What to do.
State how many lines of the listing below include the word "выдвижении". Give only the number.

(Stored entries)
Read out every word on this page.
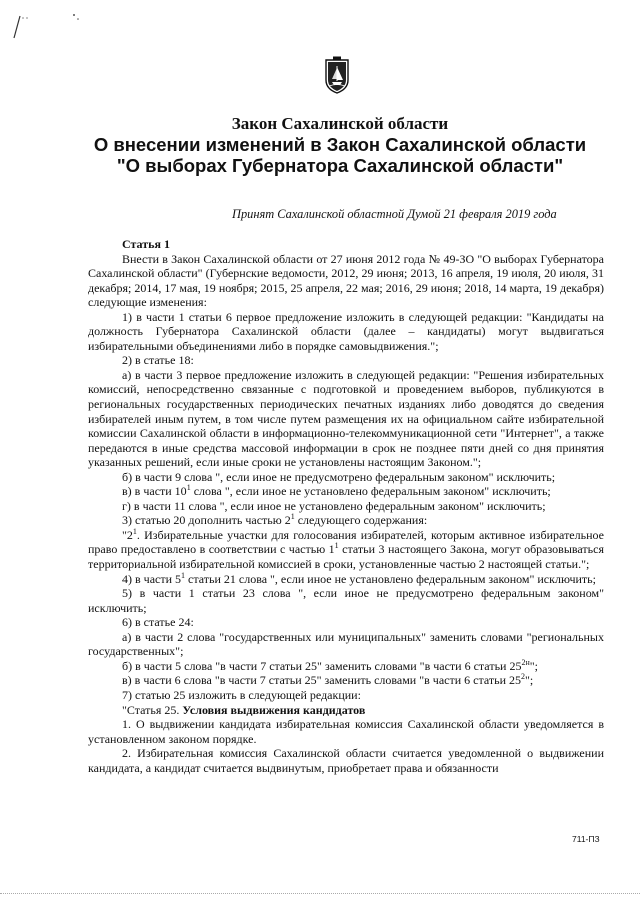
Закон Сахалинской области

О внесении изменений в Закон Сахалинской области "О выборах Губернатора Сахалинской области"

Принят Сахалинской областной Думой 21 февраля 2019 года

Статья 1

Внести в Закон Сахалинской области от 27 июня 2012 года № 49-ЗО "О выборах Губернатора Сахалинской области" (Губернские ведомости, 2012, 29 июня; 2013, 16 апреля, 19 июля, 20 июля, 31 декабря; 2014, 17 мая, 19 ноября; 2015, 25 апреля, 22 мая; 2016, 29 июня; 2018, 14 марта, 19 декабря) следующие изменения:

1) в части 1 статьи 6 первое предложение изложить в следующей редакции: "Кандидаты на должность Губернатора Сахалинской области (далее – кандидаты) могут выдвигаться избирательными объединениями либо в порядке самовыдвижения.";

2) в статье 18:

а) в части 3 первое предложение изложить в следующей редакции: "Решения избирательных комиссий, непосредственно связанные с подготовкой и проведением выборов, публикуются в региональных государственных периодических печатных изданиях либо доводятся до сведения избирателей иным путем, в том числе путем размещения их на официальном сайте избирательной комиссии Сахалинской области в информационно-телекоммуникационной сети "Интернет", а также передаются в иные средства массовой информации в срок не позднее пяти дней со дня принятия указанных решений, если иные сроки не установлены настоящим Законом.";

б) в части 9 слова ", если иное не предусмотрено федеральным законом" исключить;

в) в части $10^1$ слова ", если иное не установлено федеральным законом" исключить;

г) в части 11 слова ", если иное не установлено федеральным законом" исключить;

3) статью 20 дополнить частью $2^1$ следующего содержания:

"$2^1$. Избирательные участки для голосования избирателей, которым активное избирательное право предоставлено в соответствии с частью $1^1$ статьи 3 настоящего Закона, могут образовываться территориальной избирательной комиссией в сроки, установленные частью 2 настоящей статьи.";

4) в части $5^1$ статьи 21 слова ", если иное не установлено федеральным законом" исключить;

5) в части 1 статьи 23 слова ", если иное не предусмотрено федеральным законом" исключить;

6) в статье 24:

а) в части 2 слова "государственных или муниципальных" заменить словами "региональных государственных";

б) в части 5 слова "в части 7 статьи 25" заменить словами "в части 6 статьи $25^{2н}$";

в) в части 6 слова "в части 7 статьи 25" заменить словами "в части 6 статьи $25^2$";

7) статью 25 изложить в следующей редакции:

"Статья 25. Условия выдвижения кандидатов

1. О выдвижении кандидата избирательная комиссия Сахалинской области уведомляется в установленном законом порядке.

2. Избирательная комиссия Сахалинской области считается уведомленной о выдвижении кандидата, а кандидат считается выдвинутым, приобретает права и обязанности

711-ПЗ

Full response.
2